EXERCISE REQUIREMENTS: Read the entries below and pull out each line with the string "image".

## begin

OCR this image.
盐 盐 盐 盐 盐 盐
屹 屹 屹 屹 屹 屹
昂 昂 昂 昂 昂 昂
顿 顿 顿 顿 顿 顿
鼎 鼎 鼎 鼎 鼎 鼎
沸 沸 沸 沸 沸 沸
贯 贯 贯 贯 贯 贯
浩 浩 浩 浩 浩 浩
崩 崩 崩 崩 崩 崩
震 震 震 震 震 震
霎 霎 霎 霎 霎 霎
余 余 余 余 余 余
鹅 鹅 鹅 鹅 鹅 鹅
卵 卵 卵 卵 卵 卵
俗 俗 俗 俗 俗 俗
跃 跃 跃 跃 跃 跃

## end
## begin

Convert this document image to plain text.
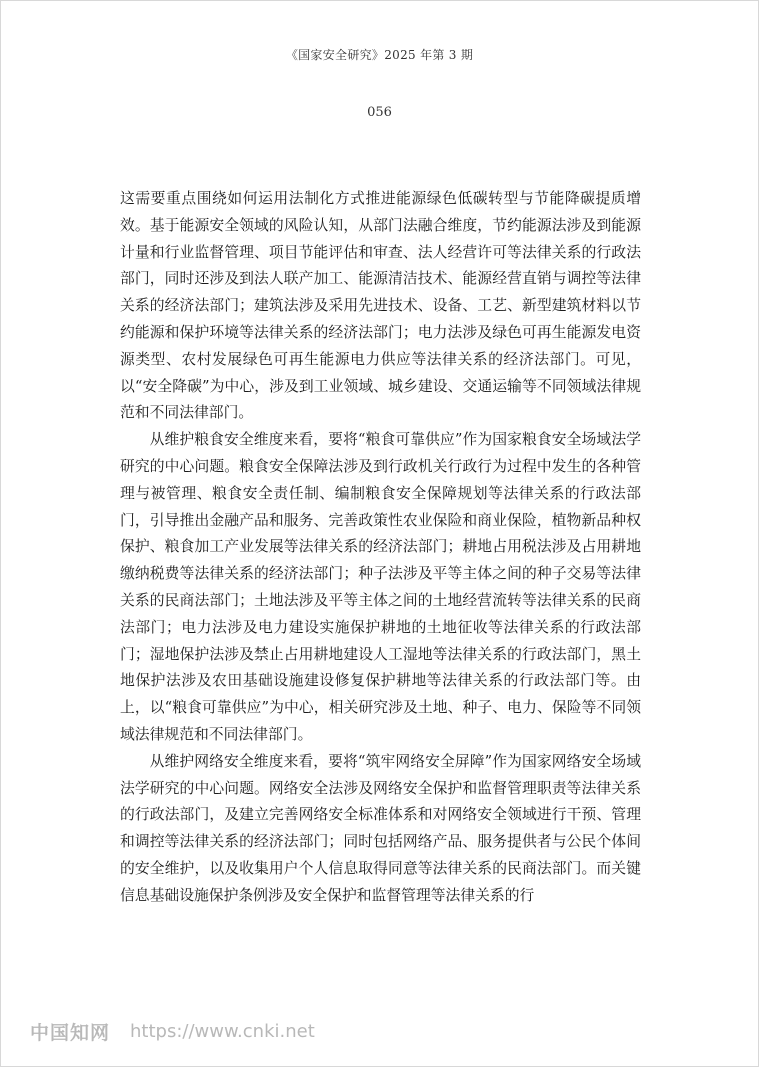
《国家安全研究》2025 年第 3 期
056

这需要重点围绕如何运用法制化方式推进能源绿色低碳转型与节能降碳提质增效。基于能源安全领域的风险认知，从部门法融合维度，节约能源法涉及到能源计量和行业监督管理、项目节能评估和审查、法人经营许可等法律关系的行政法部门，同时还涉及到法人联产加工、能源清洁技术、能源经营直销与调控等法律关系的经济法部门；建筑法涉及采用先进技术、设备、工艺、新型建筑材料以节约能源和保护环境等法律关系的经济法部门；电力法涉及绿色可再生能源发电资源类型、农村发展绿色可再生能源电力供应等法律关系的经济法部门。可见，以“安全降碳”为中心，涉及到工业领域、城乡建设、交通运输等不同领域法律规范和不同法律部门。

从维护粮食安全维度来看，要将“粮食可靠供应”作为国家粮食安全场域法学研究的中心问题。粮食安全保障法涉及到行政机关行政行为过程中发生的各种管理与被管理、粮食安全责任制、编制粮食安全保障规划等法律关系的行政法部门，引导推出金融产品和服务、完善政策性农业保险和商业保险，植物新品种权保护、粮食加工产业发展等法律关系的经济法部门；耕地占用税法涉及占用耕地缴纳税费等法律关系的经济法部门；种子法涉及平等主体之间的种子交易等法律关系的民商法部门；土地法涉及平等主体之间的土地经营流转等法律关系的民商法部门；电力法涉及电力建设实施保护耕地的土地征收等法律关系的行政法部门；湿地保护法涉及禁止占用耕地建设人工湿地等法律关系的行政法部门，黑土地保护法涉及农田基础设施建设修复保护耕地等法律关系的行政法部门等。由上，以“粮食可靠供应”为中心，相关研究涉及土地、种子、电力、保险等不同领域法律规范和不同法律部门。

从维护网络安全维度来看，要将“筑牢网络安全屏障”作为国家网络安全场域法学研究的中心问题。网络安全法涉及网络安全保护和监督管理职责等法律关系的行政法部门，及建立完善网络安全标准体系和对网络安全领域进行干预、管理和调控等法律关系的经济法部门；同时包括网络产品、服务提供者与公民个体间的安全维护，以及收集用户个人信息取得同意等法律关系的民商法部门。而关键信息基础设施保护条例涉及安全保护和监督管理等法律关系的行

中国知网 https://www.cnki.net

## end

TASK RESULT:
OCR this image.
Convert this document image to plain text.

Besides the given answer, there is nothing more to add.